_Problem requirements_
Give the listing again in full, exactly as written.

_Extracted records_
○ ○ ○

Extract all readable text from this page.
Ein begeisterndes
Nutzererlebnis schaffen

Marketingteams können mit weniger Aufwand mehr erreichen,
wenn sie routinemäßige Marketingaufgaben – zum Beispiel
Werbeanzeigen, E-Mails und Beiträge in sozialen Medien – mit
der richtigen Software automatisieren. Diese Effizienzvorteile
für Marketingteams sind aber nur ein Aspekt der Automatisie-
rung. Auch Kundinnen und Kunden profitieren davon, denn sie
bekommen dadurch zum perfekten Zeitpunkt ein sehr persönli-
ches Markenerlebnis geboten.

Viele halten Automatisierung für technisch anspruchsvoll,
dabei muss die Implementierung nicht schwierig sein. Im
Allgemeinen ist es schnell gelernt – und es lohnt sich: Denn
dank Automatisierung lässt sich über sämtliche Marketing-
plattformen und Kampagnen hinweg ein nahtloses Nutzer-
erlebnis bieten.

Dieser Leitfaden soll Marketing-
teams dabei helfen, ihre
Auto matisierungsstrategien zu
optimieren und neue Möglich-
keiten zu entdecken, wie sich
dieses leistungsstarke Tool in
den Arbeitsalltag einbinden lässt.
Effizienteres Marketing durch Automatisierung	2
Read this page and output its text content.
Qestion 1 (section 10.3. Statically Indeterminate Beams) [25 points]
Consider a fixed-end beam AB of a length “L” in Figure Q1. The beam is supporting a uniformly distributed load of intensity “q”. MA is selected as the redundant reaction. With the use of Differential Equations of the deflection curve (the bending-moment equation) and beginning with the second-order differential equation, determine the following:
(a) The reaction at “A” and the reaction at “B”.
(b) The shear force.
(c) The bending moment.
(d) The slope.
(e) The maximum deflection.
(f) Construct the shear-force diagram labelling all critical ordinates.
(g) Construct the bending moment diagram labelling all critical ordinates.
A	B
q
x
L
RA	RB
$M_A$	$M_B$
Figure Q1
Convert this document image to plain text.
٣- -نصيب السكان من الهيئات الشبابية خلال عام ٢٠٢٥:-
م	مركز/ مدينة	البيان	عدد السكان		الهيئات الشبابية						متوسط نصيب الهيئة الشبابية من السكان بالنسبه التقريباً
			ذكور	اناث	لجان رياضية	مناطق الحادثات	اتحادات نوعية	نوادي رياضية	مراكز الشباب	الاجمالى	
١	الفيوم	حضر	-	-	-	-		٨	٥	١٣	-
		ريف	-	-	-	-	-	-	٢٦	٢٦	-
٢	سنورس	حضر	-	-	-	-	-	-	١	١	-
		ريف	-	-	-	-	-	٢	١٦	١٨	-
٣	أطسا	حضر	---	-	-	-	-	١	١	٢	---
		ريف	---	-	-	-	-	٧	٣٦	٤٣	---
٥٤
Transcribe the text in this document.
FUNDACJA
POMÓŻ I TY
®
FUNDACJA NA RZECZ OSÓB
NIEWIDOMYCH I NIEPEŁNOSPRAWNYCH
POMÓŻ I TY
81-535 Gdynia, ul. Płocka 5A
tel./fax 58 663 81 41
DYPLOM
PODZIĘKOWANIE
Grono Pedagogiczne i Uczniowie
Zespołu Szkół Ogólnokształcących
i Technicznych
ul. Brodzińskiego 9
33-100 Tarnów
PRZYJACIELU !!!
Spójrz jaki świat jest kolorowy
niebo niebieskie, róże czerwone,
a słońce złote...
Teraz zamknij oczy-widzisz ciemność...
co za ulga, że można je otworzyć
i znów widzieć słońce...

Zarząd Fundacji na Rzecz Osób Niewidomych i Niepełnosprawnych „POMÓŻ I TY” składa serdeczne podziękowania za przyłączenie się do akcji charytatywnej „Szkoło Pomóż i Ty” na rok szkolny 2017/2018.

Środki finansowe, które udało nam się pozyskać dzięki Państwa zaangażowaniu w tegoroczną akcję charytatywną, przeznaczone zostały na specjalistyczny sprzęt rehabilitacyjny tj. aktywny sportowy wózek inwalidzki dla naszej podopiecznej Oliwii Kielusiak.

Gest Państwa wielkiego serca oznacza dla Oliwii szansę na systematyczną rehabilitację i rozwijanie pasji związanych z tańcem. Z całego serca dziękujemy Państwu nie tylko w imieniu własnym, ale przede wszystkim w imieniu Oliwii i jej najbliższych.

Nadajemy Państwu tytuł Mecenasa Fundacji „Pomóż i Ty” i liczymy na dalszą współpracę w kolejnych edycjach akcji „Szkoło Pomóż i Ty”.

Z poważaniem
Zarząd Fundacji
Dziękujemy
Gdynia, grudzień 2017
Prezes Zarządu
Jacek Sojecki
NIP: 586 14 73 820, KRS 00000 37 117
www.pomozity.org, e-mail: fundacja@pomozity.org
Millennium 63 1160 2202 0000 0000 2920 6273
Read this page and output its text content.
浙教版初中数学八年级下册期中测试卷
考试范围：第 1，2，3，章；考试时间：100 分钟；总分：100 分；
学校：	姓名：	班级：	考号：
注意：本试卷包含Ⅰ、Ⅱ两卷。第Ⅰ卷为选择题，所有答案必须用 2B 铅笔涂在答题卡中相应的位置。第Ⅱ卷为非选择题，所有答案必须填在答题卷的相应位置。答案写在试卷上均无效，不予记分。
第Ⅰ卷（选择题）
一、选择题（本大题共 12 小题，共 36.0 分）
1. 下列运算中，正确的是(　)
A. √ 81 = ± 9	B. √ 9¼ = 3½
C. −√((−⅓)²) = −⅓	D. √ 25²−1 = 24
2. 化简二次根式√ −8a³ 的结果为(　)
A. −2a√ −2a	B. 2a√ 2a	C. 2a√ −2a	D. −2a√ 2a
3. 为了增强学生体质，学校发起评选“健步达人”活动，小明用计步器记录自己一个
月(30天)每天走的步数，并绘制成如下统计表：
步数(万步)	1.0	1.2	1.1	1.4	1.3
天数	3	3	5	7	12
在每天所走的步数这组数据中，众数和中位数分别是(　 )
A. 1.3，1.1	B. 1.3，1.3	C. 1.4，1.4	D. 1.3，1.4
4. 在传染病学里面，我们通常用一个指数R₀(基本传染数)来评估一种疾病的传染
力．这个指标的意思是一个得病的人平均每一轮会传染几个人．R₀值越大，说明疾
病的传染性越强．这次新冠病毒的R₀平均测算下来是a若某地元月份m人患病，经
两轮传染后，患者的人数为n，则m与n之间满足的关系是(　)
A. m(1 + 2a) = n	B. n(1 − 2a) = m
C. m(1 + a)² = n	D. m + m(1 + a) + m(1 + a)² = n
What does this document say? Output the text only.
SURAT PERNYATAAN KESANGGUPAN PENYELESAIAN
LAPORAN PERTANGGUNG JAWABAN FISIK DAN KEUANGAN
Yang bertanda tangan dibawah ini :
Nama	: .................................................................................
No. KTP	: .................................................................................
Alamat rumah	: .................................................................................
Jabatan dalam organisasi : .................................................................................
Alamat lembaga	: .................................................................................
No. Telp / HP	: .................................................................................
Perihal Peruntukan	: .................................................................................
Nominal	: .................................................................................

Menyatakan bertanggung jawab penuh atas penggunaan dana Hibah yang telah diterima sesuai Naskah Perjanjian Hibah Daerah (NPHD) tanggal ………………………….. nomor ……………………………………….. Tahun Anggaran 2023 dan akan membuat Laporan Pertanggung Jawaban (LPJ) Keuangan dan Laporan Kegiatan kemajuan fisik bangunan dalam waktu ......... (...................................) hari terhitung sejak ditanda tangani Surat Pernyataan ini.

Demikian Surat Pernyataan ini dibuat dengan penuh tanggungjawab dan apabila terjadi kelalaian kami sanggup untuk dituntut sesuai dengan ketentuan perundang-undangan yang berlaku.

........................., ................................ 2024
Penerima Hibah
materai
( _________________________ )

○ ○ ○

_Response for this exercise_
Extract all readable text from this page.
Ein begeisterndes
Nutzererlebnis schaffen

Marketingteams können mit weniger Aufwand mehr erreichen,
wenn sie routinemäßige Marketingaufgaben – zum Beispiel
Werbeanzeigen, E-Mails und Beiträge in sozialen Medien – mit
der richtigen Software automatisieren. Diese Effizienzvorteile
für Marketingteams sind aber nur ein Aspekt der Automatisie-
rung. Auch Kundinnen und Kunden profitieren davon, denn sie
bekommen dadurch zum perfekten Zeitpunkt ein sehr persönli-
ches Markenerlebnis geboten.

Viele halten Automatisierung für technisch anspruchsvoll,
dabei muss die Implementierung nicht schwierig sein. Im
Allgemeinen ist es schnell gelernt – und es lohnt sich: Denn
dank Automatisierung lässt sich über sämtliche Marketing-
plattformen und Kampagnen hinweg ein nahtloses Nutzer-
erlebnis bieten.

Dieser Leitfaden soll Marketing-
teams dabei helfen, ihre
Auto matisierungsstrategien zu
optimieren und neue Möglich-
keiten zu entdecken, wie sich
dieses leistungsstarke Tool in
den Arbeitsalltag einbinden lässt.
Effizienteres Marketing durch Automatisierung	2
Read this page and output its text content.
Qestion 1 (section 10.3. Statically Indeterminate Beams) [25 points]
Consider a fixed-end beam AB of a length “L” in Figure Q1. The beam is supporting a uniformly distributed load of intensity “q”. MA is selected as the redundant reaction. With the use of Differential Equations of the deflection curve (the bending-moment equation) and beginning with the second-order differential equation, determine the following:
(a) The reaction at “A” and the reaction at “B”.
(b) The shear force.
(c) The bending moment.
(d) The slope.
(e) The maximum deflection.
(f) Construct the shear-force diagram labelling all critical ordinates.
(g) Construct the bending moment diagram labelling all critical ordinates.
A	B
q
x
L
RA	RB
$M_A$	$M_B$
Figure Q1
Convert this document image to plain text.
٣- -نصيب السكان من الهيئات الشبابية خلال عام ٢٠٢٥:-
م	مركز/ مدينة	البيان	عدد السكان		الهيئات الشبابية						متوسط نصيب الهيئة الشبابية من السكان بالنسبه التقريباً
			ذكور	اناث	لجان رياضية	مناطق الحادثات	اتحادات نوعية	نوادي رياضية	مراكز الشباب	الاجمالى	
١	الفيوم	حضر	-	-	-	-		٨	٥	١٣	-
		ريف	-	-	-	-	-	-	٢٦	٢٦	-
٢	سنورس	حضر	-	-	-	-	-	-	١	١	-
		ريف	-	-	-	-	-	٢	١٦	١٨	-
٣	أطسا	حضر	---	-	-	-	-	١	١	٢	---
		ريف	---	-	-	-	-	٧	٣٦	٤٣	---
٥٤
Transcribe the text in this document.
FUNDACJA
POMÓŻ I TY
®
FUNDACJA NA RZECZ OSÓB
NIEWIDOMYCH I NIEPEŁNOSPRAWNYCH
POMÓŻ I TY
81-535 Gdynia, ul. Płocka 5A
tel./fax 58 663 81 41
DYPLOM
PODZIĘKOWANIE
Grono Pedagogiczne i Uczniowie
Zespołu Szkół Ogólnokształcących
i Technicznych
ul. Brodzińskiego 9
33-100 Tarnów
PRZYJACIELU !!!
Spójrz jaki świat jest kolorowy
niebo niebieskie, róże czerwone,
a słońce złote...
Teraz zamknij oczy-widzisz ciemność...
co za ulga, że można je otworzyć
i znów widzieć słońce...

Zarząd Fundacji na Rzecz Osób Niewidomych i Niepełnosprawnych „POMÓŻ I TY” składa serdeczne podziękowania za przyłączenie się do akcji charytatywnej „Szkoło Pomóż i Ty” na rok szkolny 2017/2018.

Środki finansowe, które udało nam się pozyskać dzięki Państwa zaangażowaniu w tegoroczną akcję charytatywną, przeznaczone zostały na specjalistyczny sprzęt rehabilitacyjny tj. aktywny sportowy wózek inwalidzki dla naszej podopiecznej Oliwii Kielusiak.

Gest Państwa wielkiego serca oznacza dla Oliwii szansę na systematyczną rehabilitację i rozwijanie pasji związanych z tańcem. Z całego serca dziękujemy Państwu nie tylko w imieniu własnym, ale przede wszystkim w imieniu Oliwii i jej najbliższych.

Nadajemy Państwu tytuł Mecenasa Fundacji „Pomóż i Ty” i liczymy na dalszą współpracę w kolejnych edycjach akcji „Szkoło Pomóż i Ty”.

Z poważaniem
Zarząd Fundacji
Dziękujemy
Gdynia, grudzień 2017
Prezes Zarządu
Jacek Sojecki
NIP: 586 14 73 820, KRS 00000 37 117
www.pomozity.org, e-mail: fundacja@pomozity.org
Millennium 63 1160 2202 0000 0000 2920 6273
Read this page and output its text content.
浙教版初中数学八年级下册期中测试卷
考试范围：第 1，2，3，章；考试时间：100 分钟；总分：100 分；
学校：	姓名：	班级：	考号：
注意：本试卷包含Ⅰ、Ⅱ两卷。第Ⅰ卷为选择题，所有答案必须用 2B 铅笔涂在答题卡中相应的位置。第Ⅱ卷为非选择题，所有答案必须填在答题卷的相应位置。答案写在试卷上均无效，不予记分。
第Ⅰ卷（选择题）
一、选择题（本大题共 12 小题，共 36.0 分）
1. 下列运算中，正确的是(　)
A. √ 81 = ± 9	B. √ 9¼ = 3½
C. −√((−⅓)²) = −⅓	D. √ 25²−1 = 24
2. 化简二次根式√ −8a³ 的结果为(　)
A. −2a√ −2a	B. 2a√ 2a	C. 2a√ −2a	D. −2a√ 2a
3. 为了增强学生体质，学校发起评选“健步达人”活动，小明用计步器记录自己一个
月(30天)每天走的步数，并绘制成如下统计表：
步数(万步)	1.0	1.2	1.1	1.4	1.3
天数	3	3	5	7	12
在每天所走的步数这组数据中，众数和中位数分别是(　 )
A. 1.3，1.1	B. 1.3，1.3	C. 1.4，1.4	D. 1.3，1.4
4. 在传染病学里面，我们通常用一个指数R₀(基本传染数)来评估一种疾病的传染
力．这个指标的意思是一个得病的人平均每一轮会传染几个人．R₀值越大，说明疾
病的传染性越强．这次新冠病毒的R₀平均测算下来是a若某地元月份m人患病，经
两轮传染后，患者的人数为n，则m与n之间满足的关系是(　)
A. m(1 + 2a) = n	B. n(1 − 2a) = m
C. m(1 + a)² = n	D. m + m(1 + a) + m(1 + a)² = n
What does this document say? Output the text only.
SURAT PERNYATAAN KESANGGUPAN PENYELESAIAN
LAPORAN PERTANGGUNG JAWABAN FISIK DAN KEUANGAN
Yang bertanda tangan dibawah ini :
Nama	: .................................................................................
No. KTP	: .................................................................................
Alamat rumah	: .................................................................................
Jabatan dalam organisasi : .................................................................................
Alamat lembaga	: .................................................................................
No. Telp / HP	: .................................................................................
Perihal Peruntukan	: .................................................................................
Nominal	: .................................................................................

Menyatakan bertanggung jawab penuh atas penggunaan dana Hibah yang telah diterima sesuai Naskah Perjanjian Hibah Daerah (NPHD) tanggal ………………………….. nomor ……………………………………….. Tahun Anggaran 2023 dan akan membuat Laporan Pertanggung Jawaban (LPJ) Keuangan dan Laporan Kegiatan kemajuan fisik bangunan dalam waktu ......... (...................................) hari terhitung sejak ditanda tangani Surat Pernyataan ini.

Demikian Surat Pernyataan ini dibuat dengan penuh tanggungjawab dan apabila terjadi kelalaian kami sanggup untuk dituntut sesuai dengan ketentuan perundang-undangan yang berlaku.

........................., ................................ 2024
Penerima Hibah
materai
( _________________________ )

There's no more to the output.